The request:
Filter out everything except lines holding "Giuliano".

───── Rows ─────

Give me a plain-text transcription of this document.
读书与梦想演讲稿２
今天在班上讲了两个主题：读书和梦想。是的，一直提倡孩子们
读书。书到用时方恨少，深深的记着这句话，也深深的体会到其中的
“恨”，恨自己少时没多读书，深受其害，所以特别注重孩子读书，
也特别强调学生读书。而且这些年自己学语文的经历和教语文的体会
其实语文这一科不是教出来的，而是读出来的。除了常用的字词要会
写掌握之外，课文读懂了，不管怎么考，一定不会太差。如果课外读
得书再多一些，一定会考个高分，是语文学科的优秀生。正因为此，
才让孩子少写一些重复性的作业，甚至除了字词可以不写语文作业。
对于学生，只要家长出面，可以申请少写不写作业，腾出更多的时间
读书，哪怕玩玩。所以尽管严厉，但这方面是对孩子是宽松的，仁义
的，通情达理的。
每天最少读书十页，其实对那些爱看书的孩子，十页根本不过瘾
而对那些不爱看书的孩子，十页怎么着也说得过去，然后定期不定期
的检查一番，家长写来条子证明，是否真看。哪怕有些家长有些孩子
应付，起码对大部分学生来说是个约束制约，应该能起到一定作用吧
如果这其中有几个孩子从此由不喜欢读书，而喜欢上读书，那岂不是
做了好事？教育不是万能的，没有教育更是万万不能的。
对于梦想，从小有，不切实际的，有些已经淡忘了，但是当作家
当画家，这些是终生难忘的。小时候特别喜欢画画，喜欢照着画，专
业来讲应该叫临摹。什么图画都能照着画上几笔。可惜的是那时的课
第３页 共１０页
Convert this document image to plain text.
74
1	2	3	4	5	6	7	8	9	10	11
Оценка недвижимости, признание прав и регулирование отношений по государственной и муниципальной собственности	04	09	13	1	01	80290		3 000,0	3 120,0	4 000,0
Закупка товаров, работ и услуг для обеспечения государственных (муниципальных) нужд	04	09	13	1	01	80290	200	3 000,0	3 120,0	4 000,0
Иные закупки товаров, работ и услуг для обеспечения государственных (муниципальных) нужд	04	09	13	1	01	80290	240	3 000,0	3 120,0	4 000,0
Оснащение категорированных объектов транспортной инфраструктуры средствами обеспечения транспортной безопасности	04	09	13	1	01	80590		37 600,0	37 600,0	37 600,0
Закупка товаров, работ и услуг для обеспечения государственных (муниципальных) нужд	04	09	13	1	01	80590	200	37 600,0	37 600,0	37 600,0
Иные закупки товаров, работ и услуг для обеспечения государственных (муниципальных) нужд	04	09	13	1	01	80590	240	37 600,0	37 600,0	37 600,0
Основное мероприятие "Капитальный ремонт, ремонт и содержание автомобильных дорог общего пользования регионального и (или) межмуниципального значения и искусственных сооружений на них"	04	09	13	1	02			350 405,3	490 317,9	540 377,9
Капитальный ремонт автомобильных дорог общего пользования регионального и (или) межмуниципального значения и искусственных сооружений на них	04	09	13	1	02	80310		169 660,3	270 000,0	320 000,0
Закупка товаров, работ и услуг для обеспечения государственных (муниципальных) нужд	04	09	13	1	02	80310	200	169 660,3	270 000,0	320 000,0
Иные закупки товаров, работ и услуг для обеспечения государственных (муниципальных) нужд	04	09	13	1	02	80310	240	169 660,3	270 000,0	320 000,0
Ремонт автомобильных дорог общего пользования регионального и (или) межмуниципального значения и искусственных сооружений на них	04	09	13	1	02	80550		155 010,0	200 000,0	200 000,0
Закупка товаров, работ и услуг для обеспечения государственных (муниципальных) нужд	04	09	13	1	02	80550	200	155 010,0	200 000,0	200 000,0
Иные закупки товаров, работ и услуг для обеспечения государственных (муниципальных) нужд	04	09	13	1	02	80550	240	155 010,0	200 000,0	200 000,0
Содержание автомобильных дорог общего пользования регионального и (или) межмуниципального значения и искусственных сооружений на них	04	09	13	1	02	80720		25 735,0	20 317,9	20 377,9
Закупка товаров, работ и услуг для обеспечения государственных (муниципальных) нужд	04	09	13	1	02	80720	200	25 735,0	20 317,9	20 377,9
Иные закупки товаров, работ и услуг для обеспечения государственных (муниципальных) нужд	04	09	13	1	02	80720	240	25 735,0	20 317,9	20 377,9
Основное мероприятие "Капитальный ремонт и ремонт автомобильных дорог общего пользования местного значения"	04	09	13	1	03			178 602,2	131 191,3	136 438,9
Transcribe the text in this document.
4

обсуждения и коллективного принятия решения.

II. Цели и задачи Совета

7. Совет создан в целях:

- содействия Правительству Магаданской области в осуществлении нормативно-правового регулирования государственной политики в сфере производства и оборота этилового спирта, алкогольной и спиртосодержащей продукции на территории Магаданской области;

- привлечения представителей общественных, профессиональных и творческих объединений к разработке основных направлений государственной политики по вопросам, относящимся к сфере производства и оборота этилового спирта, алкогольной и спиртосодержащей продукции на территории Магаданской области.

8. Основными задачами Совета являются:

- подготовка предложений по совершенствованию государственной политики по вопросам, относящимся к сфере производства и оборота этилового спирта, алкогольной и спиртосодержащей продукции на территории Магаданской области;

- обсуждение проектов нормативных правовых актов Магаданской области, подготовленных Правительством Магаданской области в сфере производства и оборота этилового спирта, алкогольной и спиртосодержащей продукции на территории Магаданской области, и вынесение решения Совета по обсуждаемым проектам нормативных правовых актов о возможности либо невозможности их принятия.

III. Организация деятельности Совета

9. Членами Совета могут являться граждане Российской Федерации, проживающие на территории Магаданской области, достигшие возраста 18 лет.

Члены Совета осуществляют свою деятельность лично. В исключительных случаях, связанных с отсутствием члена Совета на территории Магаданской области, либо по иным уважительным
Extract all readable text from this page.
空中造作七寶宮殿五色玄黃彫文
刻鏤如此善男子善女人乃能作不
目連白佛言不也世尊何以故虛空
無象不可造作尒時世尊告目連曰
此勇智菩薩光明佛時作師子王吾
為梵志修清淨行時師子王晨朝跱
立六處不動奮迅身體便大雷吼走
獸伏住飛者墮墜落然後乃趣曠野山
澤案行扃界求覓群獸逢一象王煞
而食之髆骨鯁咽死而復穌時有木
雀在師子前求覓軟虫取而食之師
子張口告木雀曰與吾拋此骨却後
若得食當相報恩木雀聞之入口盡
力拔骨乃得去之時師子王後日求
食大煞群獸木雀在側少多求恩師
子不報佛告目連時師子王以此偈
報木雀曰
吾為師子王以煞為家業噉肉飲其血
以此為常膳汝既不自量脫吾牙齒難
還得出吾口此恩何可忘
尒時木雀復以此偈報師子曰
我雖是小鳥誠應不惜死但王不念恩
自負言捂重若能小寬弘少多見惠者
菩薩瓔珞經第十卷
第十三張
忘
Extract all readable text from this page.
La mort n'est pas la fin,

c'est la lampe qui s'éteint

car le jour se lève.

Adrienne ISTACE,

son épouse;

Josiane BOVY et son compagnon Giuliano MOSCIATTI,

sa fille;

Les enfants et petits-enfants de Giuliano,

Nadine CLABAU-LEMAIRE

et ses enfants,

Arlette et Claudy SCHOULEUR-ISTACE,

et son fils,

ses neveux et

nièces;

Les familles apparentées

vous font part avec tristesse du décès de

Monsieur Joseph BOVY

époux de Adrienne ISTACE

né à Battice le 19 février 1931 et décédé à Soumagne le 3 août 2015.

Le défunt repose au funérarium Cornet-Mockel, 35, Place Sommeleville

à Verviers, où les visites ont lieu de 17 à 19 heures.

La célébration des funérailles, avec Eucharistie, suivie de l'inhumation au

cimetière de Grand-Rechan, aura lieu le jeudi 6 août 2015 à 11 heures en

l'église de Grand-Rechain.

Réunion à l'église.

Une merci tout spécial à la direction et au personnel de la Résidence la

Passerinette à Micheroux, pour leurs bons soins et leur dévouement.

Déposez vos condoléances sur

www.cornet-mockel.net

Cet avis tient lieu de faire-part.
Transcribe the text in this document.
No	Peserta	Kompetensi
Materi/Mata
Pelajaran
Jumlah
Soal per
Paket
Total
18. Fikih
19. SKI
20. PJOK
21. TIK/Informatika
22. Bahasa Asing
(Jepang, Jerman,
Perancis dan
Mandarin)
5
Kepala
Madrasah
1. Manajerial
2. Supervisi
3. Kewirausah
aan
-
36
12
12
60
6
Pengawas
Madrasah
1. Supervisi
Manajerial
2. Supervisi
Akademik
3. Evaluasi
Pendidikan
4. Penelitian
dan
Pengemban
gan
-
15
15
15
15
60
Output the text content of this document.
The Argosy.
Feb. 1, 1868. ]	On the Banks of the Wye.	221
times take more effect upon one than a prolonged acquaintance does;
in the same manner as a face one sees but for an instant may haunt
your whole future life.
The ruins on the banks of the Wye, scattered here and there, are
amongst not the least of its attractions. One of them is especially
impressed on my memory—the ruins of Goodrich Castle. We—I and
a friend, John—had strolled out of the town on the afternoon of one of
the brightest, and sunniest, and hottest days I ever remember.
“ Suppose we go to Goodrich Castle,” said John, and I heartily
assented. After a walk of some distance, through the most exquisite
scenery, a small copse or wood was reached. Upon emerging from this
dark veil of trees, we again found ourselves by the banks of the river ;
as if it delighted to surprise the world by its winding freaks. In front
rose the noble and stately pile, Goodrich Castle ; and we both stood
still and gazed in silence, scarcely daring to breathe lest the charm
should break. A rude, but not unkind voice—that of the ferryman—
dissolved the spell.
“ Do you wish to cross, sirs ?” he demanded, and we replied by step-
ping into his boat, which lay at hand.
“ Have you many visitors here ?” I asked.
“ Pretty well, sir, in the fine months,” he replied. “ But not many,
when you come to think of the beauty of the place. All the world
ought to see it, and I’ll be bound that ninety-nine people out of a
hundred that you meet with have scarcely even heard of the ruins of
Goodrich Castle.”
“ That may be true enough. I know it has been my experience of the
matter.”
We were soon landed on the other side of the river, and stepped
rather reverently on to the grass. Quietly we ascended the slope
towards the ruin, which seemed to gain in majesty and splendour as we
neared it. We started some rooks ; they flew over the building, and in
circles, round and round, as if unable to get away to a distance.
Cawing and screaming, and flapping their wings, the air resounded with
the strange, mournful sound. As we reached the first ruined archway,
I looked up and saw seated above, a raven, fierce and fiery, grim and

─────

Worked solution:
Josiane BOVY et son compagnon Giuliano MOSCIATTI,
Les enfants et petits-enfants de Giuliano,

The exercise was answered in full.